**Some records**
** start **
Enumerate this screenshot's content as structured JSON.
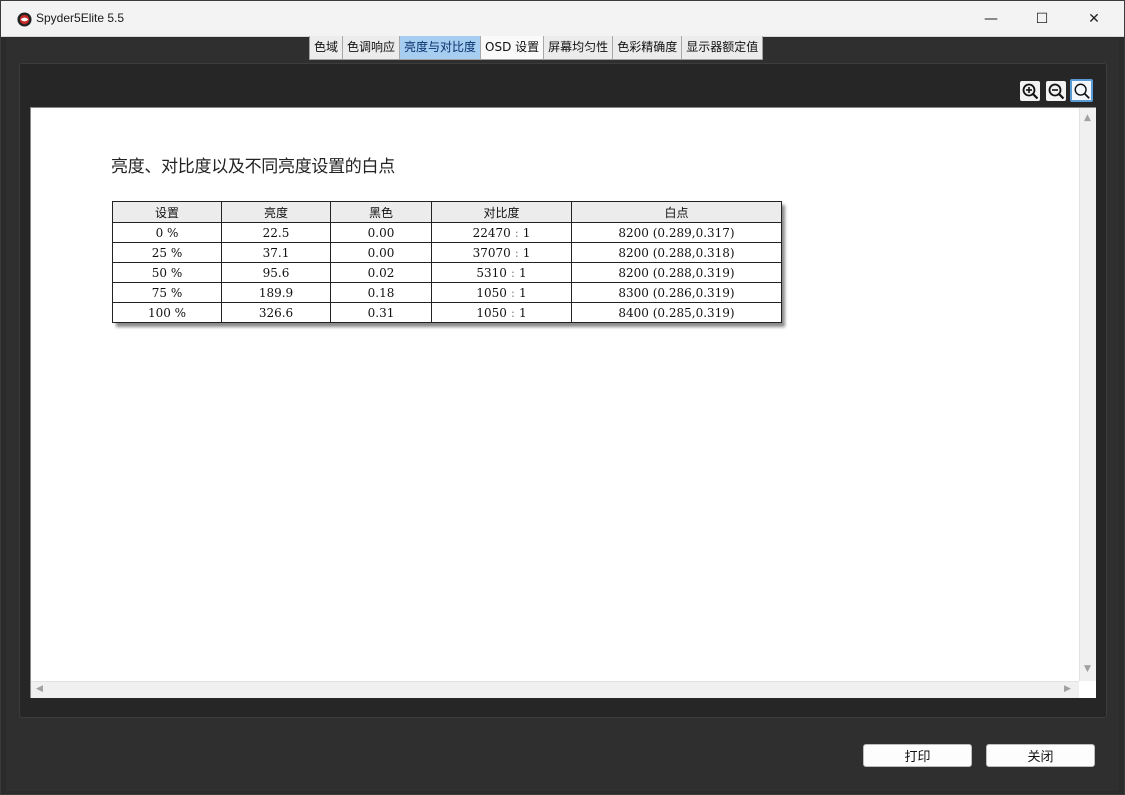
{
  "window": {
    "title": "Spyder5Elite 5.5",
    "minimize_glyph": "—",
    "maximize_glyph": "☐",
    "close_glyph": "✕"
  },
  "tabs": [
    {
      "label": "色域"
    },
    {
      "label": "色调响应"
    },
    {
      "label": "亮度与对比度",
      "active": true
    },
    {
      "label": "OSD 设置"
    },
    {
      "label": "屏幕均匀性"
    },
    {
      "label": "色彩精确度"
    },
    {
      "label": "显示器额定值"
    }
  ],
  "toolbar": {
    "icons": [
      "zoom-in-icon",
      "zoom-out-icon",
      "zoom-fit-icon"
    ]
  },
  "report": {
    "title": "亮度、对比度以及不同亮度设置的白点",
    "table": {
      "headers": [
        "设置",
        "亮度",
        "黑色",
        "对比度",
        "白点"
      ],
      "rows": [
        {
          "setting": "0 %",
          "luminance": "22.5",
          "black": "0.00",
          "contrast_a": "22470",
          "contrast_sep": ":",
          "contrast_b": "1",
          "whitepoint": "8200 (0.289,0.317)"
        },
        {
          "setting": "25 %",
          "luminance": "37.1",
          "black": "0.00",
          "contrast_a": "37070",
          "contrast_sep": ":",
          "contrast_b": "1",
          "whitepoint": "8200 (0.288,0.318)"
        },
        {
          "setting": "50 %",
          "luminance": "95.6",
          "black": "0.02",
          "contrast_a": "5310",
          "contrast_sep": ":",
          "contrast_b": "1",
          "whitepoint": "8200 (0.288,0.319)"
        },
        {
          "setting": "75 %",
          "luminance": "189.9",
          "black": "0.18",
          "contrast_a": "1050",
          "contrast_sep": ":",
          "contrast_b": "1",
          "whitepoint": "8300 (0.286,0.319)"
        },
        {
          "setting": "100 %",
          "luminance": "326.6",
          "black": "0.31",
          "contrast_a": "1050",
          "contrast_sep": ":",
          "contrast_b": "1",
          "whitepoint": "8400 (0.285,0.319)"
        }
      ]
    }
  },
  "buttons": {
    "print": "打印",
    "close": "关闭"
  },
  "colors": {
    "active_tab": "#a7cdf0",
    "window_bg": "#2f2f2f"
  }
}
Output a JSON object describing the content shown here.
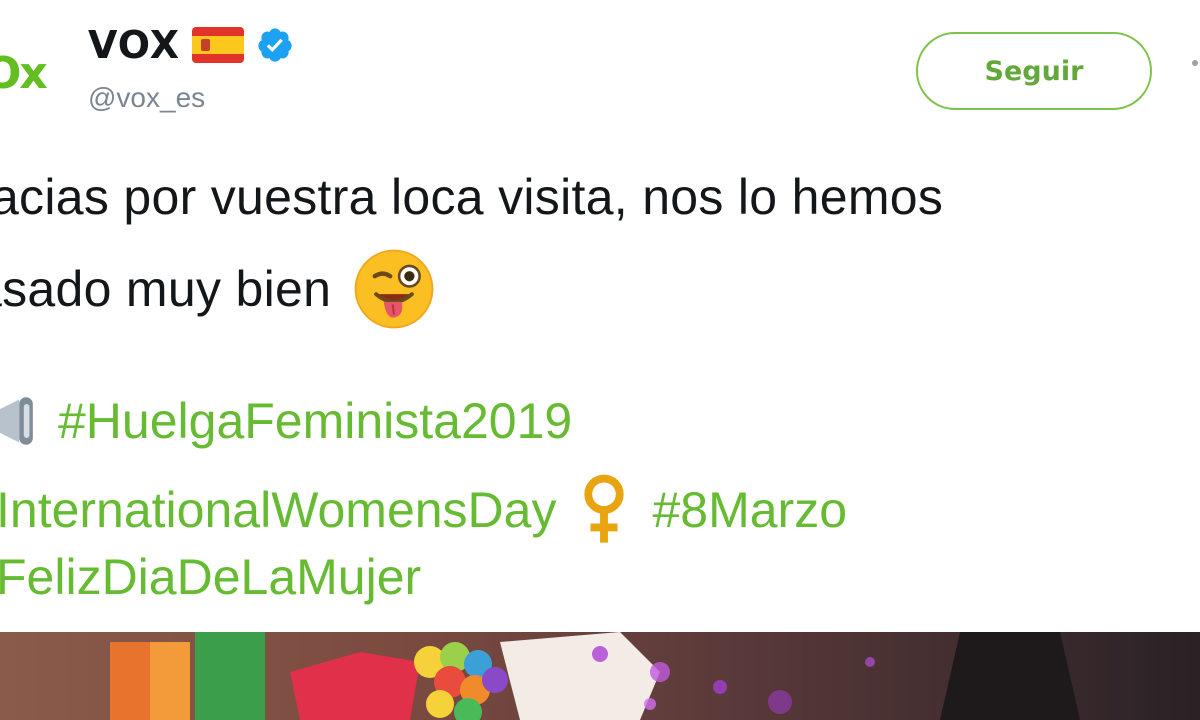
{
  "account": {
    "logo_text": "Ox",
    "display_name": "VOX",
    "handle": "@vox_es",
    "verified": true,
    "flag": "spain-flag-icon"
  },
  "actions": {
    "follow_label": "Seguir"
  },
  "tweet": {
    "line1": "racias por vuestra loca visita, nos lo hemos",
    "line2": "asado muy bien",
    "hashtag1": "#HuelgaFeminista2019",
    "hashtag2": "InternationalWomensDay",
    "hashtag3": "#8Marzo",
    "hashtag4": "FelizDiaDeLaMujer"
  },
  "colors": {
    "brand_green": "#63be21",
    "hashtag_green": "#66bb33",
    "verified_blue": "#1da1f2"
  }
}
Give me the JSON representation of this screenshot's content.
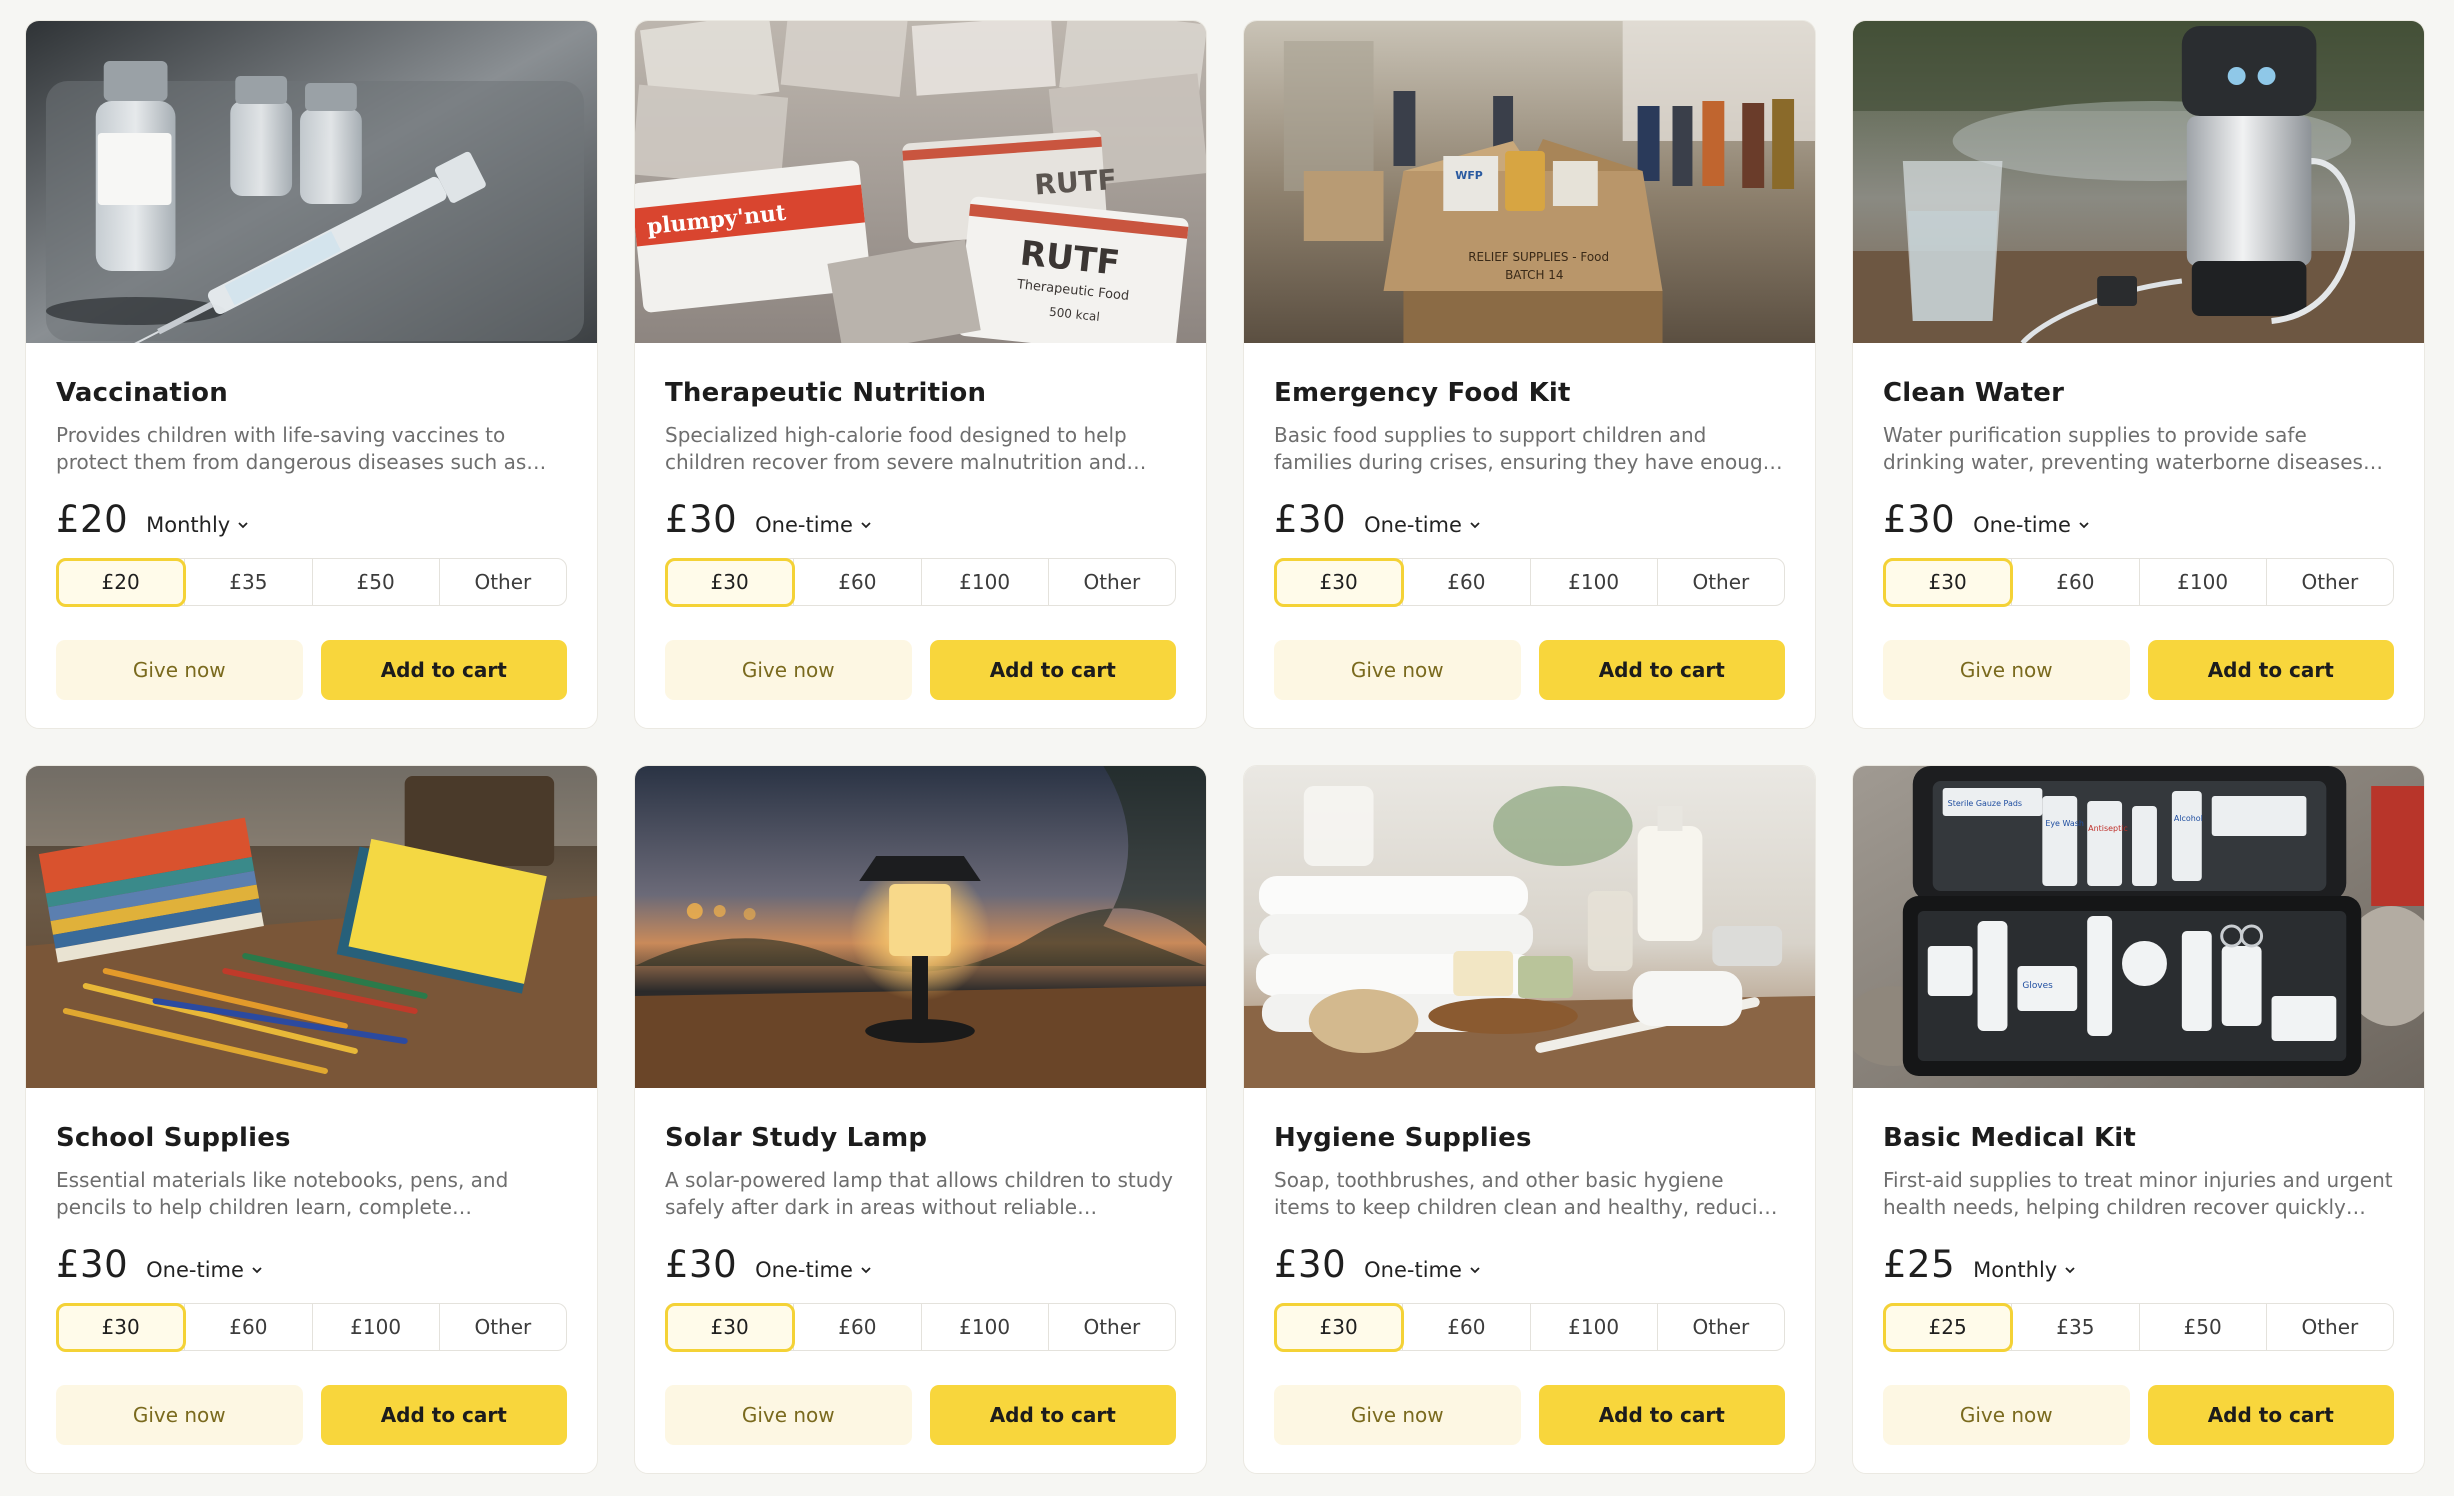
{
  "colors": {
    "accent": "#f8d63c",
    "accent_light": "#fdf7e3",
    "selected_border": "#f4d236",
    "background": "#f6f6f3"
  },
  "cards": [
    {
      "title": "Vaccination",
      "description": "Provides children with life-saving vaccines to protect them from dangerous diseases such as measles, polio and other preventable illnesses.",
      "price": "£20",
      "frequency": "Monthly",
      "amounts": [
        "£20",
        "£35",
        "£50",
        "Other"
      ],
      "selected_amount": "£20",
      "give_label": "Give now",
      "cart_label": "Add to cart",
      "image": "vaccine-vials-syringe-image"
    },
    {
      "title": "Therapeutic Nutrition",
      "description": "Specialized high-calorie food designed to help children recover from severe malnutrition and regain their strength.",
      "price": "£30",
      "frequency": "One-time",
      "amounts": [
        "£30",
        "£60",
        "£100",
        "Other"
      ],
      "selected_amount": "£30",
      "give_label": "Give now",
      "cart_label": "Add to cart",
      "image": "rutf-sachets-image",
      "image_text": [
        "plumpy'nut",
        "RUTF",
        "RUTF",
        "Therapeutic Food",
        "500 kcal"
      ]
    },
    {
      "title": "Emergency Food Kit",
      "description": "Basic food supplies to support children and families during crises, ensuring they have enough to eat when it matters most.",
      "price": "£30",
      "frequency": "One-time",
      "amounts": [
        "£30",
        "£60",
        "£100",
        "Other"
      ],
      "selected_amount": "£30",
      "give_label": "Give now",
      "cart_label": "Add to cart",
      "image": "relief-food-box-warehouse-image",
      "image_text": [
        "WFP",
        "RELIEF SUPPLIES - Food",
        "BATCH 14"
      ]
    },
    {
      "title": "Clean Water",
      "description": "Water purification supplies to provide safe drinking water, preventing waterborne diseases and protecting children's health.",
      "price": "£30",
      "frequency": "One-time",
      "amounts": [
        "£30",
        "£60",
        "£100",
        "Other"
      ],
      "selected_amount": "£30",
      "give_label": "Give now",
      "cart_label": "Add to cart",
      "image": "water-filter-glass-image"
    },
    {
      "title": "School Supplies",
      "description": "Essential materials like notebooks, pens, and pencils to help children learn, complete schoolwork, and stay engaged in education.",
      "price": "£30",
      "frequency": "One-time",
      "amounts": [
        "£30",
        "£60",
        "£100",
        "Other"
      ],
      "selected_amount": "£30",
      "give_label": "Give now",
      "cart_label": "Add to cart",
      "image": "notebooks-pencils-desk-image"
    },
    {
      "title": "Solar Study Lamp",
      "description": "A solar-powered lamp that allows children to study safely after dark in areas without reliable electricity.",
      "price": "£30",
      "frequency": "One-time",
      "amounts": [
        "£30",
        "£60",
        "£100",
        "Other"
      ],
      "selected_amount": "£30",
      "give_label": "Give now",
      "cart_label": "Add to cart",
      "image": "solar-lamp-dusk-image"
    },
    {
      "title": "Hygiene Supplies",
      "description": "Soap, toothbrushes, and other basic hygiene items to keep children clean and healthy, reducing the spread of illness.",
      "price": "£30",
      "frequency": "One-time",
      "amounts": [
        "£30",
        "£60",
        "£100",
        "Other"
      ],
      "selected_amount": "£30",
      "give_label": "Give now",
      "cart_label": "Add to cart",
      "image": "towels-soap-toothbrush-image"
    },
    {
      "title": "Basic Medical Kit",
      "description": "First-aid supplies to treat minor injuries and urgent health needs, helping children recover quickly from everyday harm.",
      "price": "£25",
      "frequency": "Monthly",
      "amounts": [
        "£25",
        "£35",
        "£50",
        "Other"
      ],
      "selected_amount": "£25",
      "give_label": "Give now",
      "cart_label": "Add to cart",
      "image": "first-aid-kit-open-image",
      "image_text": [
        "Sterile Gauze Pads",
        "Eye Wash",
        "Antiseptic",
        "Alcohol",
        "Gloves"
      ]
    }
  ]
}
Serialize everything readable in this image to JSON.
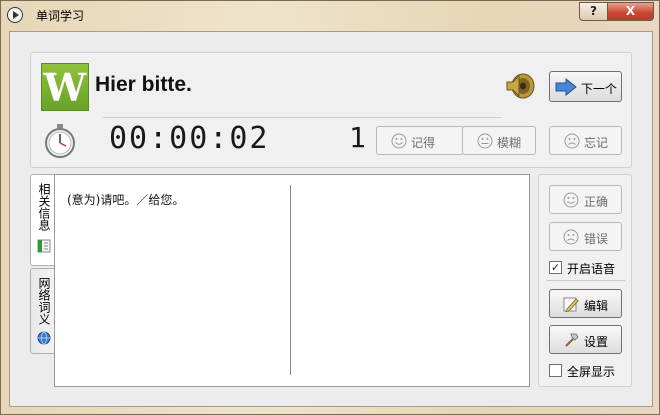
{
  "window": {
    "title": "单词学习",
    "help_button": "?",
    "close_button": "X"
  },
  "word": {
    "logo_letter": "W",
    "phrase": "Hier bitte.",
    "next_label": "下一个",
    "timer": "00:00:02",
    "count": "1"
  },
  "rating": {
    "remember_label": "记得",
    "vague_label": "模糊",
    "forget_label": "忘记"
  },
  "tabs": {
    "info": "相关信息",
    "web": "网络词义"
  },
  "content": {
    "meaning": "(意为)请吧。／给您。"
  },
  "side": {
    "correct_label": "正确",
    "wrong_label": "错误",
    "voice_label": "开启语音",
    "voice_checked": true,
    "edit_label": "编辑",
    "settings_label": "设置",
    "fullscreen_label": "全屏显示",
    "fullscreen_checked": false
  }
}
** end **
**Brief**
Write out every line of the listing that holds the word "notebooks".

**Result**
      "description": "Essential materials like notebooks, pens, and pencils to help children learn, complete schoolwork, and stay engaged in education.",
      "image": "notebooks-pencils-desk-image"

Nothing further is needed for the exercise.